• Given task
Reproduce the lines of the items verbatim, beginning at the line that contains "radio-female-icon[interactable] [968, 629, 983, 643]" and stopping after the line that contains "already-registered-text: Already Registered?".

• Supplied records
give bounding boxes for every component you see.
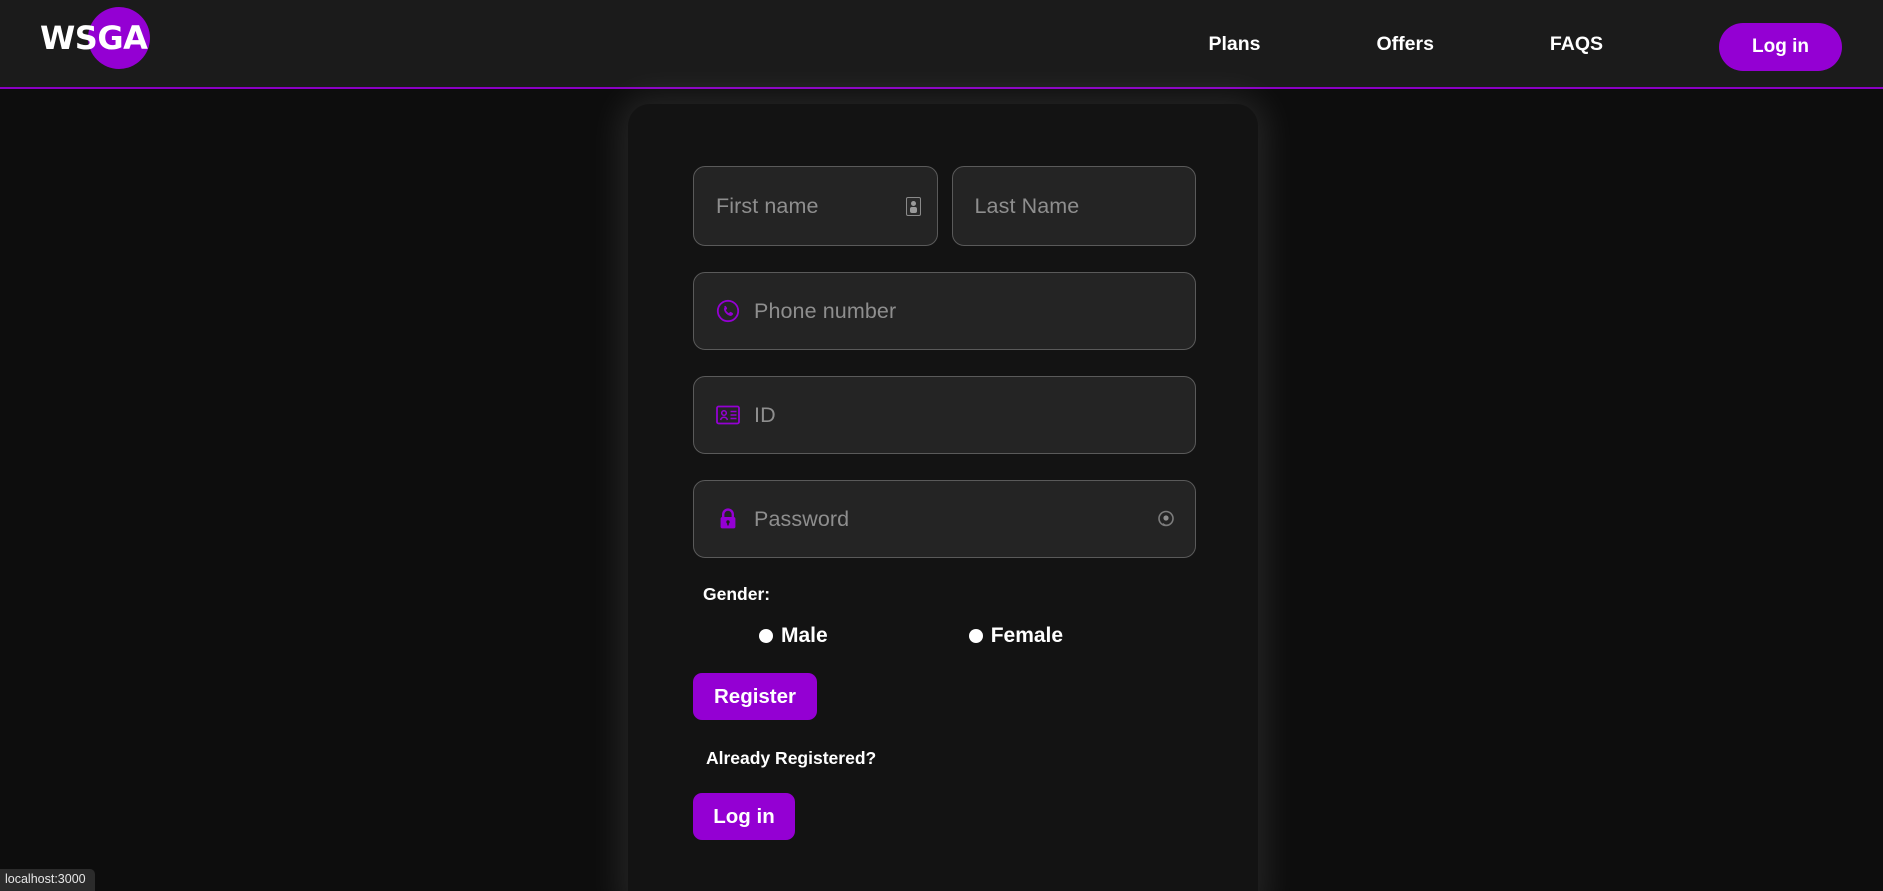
radio-female-icon[interactable] [968, 629, 983, 643]
eye-toggle-icon[interactable] [1155, 508, 1177, 530]
gender-option-male[interactable]: Male [759, 624, 828, 648]
radio-male-icon[interactable] [759, 629, 773, 643]
gender-option-female[interactable]: Female [968, 624, 1064, 648]
registration-form: First name Last Name Phone number ID Pas… [693, 166, 1196, 840]
first-name-placeholder: First name [716, 193, 819, 218]
main-navigation: Plans Offers FAQS Log in [1208, 0, 1883, 89]
already-registered-text: Already Registered? [706, 748, 877, 768]
last-name-field[interactable]: Last Name [951, 166, 1196, 246]
gender-options: Male Female [703, 623, 1196, 649]
register-button[interactable]: Register [693, 673, 817, 720]
brand-logo[interactable]: WSGA [40, 5, 150, 83]
phone-circle-icon [716, 299, 740, 323]
phone-number-field[interactable]: Phone number [693, 272, 1196, 350]
name-row: First name Last Name [693, 166, 1196, 246]
header-login-button[interactable]: Log in [1719, 22, 1842, 71]
gender-male-label: Male [781, 624, 828, 647]
nav-item-faqs[interactable]: FAQS [1550, 33, 1603, 56]
id-field[interactable]: ID [693, 376, 1196, 454]
gender-label: Gender: [703, 584, 771, 604]
phone-number-placeholder: Phone number [754, 298, 897, 323]
id-badge-glyph-icon [905, 195, 923, 217]
password-field[interactable]: Password [693, 480, 1196, 558]
page-root: WSGA Plans Offers FAQS Log in First name… [0, 0, 1883, 891]
last-name-placeholder: Last Name [974, 193, 1080, 218]
password-placeholder: Password [754, 506, 850, 531]
id-placeholder: ID [754, 402, 776, 427]
first-name-field[interactable]: First name [693, 166, 938, 246]
registration-card: First name Last Name Phone number ID Pas… [628, 104, 1258, 891]
nav-item-plans[interactable]: Plans [1208, 33, 1260, 56]
form-login-button[interactable]: Log in [693, 793, 795, 840]
lock-icon [716, 507, 740, 531]
site-header: WSGA Plans Offers FAQS Log in [0, 0, 1883, 89]
status-bar-url: localhost:3000 [0, 869, 95, 891]
id-card-icon [716, 403, 740, 427]
logo-text: WSGA [40, 19, 148, 57]
nav-item-offers[interactable]: Offers [1376, 33, 1433, 56]
gender-female-label: Female [990, 624, 1064, 647]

• Task answer
radio-female-icon[interactable] [968, 629, 983, 643]
eye-toggle-icon[interactable] [1155, 508, 1177, 530]
gender-option-male[interactable]: Male [759, 624, 828, 648]
radio-male-icon[interactable] [759, 629, 773, 643]
gender-option-female[interactable]: Female [968, 624, 1064, 648]
registration-form: First name Last Name Phone number ID Pas… [693, 166, 1196, 840]
first-name-placeholder: First name [716, 193, 819, 218]
main-navigation: Plans Offers FAQS Log in [1208, 0, 1883, 89]
already-registered-text: Already Registered? [706, 748, 877, 768]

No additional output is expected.